» Items from a data source

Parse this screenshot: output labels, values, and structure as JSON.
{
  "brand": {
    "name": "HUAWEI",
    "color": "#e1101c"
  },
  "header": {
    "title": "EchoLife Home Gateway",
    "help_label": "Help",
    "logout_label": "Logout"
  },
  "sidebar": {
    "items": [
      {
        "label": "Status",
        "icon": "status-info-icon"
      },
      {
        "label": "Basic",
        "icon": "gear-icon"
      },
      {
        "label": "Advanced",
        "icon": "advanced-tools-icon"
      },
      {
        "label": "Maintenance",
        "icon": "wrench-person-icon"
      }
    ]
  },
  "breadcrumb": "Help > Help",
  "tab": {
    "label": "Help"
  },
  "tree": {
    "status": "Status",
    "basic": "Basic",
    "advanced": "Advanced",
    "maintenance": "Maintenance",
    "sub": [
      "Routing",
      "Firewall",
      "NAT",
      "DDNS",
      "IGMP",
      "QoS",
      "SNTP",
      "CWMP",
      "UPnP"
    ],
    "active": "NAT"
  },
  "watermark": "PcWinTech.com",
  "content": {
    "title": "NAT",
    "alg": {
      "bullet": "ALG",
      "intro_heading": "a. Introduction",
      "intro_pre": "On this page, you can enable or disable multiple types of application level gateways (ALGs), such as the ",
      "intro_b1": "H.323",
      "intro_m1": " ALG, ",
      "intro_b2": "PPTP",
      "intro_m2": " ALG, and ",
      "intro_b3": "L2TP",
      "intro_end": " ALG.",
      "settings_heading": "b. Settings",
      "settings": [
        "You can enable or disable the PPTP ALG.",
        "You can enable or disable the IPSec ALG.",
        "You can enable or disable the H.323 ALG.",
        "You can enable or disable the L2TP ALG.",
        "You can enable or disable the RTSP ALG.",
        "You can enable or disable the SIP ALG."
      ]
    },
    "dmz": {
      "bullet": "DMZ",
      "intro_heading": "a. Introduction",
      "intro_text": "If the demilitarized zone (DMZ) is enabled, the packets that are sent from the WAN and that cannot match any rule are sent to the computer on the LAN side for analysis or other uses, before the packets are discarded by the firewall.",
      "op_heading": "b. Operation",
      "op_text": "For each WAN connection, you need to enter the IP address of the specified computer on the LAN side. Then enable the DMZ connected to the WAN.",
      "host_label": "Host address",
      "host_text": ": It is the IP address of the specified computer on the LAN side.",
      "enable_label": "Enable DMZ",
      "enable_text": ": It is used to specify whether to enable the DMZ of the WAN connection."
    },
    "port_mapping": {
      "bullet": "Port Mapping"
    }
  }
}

» Objective
Retype the material above, line by line, exactly.

» Result for this task
Parse this screenshot: output labels, values, and structure as JSON.
{
  "brand": {
    "name": "HUAWEI",
    "color": "#e1101c"
  },
  "header": {
    "title": "EchoLife Home Gateway",
    "help_label": "Help",
    "logout_label": "Logout"
  },
  "sidebar": {
    "items": [
      {
        "label": "Status",
        "icon": "status-info-icon"
      },
      {
        "label": "Basic",
        "icon": "gear-icon"
      },
      {
        "label": "Advanced",
        "icon": "advanced-tools-icon"
      },
      {
        "label": "Maintenance",
        "icon": "wrench-person-icon"
      }
    ]
  },
  "breadcrumb": "Help > Help",
  "tab": {
    "label": "Help"
  },
  "tree": {
    "status": "Status",
    "basic": "Basic",
    "advanced": "Advanced",
    "maintenance": "Maintenance",
    "sub": [
      "Routing",
      "Firewall",
      "NAT",
      "DDNS",
      "IGMP",
      "QoS",
      "SNTP",
      "CWMP",
      "UPnP"
    ],
    "active": "NAT"
  },
  "watermark": "PcWinTech.com",
  "content": {
    "title": "NAT",
    "alg": {
      "bullet": "ALG",
      "intro_heading": "a. Introduction",
      "intro_pre": "On this page, you can enable or disable multiple types of application level gateways (ALGs), such as the ",
      "intro_b1": "H.323",
      "intro_m1": " ALG, ",
      "intro_b2": "PPTP",
      "intro_m2": " ALG, and ",
      "intro_b3": "L2TP",
      "intro_end": " ALG.",
      "settings_heading": "b. Settings",
      "settings": [
        "You can enable or disable the PPTP ALG.",
        "You can enable or disable the IPSec ALG.",
        "You can enable or disable the H.323 ALG.",
        "You can enable or disable the L2TP ALG.",
        "You can enable or disable the RTSP ALG.",
        "You can enable or disable the SIP ALG."
      ]
    },
    "dmz": {
      "bullet": "DMZ",
      "intro_heading": "a. Introduction",
      "intro_text": "If the demilitarized zone (DMZ) is enabled, the packets that are sent from the WAN and that cannot match any rule are sent to the computer on the LAN side for analysis or other uses, before the packets are discarded by the firewall.",
      "op_heading": "b. Operation",
      "op_text": "For each WAN connection, you need to enter the IP address of the specified computer on the LAN side. Then enable the DMZ connected to the WAN.",
      "host_label": "Host address",
      "host_text": ": It is the IP address of the specified computer on the LAN side.",
      "enable_label": "Enable DMZ",
      "enable_text": ": It is used to specify whether to enable the DMZ of the WAN connection."
    },
    "port_mapping": {
      "bullet": "Port Mapping"
    }
  }
}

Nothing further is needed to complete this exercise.